• Extract provided:
□ □ □ □


  1. Deploying ‘lean’ in hospital design
    The schematic design of a hospital has generally been an artistic endeavor which lacks the data and support to justify the placement of key locations. Focusing on creating the best design for patient care as well as staff workflow, ‘Lean’ was applied into the schematic design of a proposed Greenfield hospital. It is the first hospital in the nation that was completely designed and constructed based on ‘lean’ principles. The detailed design process, such as the blocking and stacking of floors, inter-department and inner-department design, will be presented. 
  2. Hospital bed capacity planning
    Hospital bed capacity planning has been one of the major challenges for healthcare decision makers. To better understand patient flow, patient pathways were constructed by analyzing data and identifying the patients’ critical path based on their length-of-stay and flow volume. The complex nature of inpatient flow within a hospital was captured in a simulation model, which was then used to study the impact on the hospital capacity with a predicted increase in demand over a finite planning horizon. The results of the simulation were then combined with the analysis of patient pathways to identify the nursing units that would need additional capacity in the future.
  3. Hospital pharmacy staffing model
    There is a national shortage of pharmacists in the nation. Although there are quite a few nursing staffing models mentioned in the literature, to the best of the author’s knowledge, there is no hospital pharmacy staffing model available in the literature or in practice. A pharmacy staffing model incorporating the various workload factors of the pharmacist with an accurate forecasting of pharmacy orders at individual inpatient units has been developed and implemented at a community hospital.

□ □ □ □

• Data shown:
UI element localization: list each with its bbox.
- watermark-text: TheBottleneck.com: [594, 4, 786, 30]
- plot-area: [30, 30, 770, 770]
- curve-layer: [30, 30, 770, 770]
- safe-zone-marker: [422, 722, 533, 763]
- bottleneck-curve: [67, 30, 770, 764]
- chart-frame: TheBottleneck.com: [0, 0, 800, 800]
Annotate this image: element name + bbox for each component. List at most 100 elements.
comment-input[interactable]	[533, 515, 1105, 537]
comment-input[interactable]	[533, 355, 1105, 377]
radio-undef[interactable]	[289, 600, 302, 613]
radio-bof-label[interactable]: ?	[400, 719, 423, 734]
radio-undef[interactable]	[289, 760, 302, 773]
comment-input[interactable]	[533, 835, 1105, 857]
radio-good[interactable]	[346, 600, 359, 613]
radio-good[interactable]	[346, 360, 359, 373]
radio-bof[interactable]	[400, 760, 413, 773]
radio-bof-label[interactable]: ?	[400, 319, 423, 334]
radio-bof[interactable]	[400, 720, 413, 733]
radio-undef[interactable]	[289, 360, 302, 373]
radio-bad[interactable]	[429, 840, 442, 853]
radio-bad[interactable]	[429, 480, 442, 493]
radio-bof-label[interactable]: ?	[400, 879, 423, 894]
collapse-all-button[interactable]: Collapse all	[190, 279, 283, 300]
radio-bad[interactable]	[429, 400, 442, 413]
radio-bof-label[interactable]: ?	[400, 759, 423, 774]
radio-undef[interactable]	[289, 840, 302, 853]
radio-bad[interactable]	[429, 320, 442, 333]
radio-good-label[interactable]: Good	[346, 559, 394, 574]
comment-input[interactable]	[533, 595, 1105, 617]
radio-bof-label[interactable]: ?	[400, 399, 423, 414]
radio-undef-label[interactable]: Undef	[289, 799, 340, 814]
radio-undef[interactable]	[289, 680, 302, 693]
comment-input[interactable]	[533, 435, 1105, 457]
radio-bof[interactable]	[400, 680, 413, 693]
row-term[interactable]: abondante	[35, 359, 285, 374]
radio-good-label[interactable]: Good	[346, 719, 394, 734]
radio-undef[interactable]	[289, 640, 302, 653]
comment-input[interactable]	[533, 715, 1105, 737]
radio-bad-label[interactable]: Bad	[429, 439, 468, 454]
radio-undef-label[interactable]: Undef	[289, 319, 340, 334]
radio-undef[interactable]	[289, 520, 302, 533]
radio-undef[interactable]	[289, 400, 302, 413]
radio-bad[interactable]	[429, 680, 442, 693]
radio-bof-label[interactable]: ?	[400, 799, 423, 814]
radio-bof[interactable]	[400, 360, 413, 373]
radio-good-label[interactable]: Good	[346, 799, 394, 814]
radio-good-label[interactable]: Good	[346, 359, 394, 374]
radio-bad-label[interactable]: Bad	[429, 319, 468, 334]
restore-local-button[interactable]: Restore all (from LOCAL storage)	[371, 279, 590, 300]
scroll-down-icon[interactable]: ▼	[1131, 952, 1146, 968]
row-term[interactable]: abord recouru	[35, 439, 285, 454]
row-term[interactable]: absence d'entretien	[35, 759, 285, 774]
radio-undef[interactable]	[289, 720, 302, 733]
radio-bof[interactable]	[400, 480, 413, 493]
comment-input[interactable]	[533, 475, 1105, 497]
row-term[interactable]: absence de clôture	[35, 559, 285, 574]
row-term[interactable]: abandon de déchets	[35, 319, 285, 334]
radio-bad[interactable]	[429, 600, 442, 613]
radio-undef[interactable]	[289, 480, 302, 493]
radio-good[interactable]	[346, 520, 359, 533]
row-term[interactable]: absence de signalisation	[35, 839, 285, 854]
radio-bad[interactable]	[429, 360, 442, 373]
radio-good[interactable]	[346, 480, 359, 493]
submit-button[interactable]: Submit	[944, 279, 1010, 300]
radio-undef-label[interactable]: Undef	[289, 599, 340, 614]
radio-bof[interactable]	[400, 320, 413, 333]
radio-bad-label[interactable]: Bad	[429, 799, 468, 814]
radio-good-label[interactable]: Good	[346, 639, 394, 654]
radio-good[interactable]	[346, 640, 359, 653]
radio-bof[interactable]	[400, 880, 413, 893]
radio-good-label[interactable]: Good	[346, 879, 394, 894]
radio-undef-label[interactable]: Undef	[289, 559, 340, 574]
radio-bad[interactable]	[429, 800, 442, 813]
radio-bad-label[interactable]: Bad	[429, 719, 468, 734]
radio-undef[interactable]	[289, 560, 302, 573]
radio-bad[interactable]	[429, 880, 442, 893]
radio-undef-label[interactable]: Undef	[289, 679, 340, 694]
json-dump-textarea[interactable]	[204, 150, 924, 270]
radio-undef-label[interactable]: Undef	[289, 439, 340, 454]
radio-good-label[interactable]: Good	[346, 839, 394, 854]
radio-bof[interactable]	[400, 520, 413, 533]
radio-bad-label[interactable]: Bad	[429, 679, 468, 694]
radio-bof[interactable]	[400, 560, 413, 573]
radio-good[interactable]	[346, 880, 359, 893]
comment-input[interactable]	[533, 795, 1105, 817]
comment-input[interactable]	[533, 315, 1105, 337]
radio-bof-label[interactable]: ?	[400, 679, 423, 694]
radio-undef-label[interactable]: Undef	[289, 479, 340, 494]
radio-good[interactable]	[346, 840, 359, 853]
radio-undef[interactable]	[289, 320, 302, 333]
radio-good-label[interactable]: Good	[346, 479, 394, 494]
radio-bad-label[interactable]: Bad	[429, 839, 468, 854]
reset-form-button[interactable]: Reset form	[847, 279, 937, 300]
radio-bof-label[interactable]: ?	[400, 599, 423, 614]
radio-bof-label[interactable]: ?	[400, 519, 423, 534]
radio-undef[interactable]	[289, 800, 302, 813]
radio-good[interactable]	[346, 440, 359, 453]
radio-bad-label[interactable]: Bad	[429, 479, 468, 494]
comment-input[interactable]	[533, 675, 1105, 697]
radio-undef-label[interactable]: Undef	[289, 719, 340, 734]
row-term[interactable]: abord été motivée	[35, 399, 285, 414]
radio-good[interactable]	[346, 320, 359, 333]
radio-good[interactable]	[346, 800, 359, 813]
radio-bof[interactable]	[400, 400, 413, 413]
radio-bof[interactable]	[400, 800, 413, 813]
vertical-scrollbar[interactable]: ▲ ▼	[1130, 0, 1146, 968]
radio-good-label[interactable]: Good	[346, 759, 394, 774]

□ □ □ □

• Directions: Copy everything from "1. Deploying ‘lean’" down to "will be presented." in the text on hospital planning, swapping "preliminary design" in for each "schematic design".

• Final answer:
1. Deploying ‘lean’ in hospital design
    The preliminary design of a hospital has generally been an artistic endeavor which lacks the data and support to justify the placement of key locations. Focusing on creating the best design for patient care as well as staff workflow, ‘Lean’ was applied into the preliminary design of a proposed Greenfield hospital. It is the first hospital in the nation that was completely designed and constructed based on ‘lean’ principles. The detailed design process, such as the blocking and stacking of floors, inter-department and inner-department design, will be presented.